Collect all lines below with the string "watermark".

— START DATA SHOWN —

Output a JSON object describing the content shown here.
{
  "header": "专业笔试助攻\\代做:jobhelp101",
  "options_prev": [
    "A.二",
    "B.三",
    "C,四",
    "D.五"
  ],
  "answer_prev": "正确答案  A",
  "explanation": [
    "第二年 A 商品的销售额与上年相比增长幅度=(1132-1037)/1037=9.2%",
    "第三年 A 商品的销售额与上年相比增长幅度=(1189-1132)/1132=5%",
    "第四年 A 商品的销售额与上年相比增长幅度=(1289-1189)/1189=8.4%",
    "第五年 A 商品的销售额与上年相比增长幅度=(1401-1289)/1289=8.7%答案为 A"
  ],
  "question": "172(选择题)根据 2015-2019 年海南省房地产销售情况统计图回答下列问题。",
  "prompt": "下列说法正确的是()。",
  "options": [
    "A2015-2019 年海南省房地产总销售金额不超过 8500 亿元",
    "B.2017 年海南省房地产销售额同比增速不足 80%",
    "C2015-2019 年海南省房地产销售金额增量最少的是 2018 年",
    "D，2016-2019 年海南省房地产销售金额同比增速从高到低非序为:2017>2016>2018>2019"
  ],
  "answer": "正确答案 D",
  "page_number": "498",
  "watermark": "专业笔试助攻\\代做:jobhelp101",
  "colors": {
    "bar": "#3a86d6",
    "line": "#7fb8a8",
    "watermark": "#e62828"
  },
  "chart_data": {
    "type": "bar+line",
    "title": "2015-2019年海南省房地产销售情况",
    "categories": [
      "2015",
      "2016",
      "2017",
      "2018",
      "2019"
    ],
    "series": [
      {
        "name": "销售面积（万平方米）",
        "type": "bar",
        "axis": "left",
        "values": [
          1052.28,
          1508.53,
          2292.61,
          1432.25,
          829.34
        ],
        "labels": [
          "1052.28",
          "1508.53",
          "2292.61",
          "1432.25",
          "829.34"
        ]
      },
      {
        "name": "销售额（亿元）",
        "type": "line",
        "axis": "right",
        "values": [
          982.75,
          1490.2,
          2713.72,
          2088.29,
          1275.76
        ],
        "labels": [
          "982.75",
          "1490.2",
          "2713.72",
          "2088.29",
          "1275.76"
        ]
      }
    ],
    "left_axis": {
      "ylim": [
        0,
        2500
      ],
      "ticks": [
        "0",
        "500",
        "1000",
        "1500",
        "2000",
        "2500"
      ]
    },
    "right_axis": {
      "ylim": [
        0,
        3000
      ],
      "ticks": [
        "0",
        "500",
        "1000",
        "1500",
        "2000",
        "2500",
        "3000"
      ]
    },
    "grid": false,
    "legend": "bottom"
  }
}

— END DATA SHOWN —

- _ANSWER TO THE PROBLEM_:
  "watermark": "专业笔试助攻\\代做:jobhelp101",
    "watermark": "#e62828"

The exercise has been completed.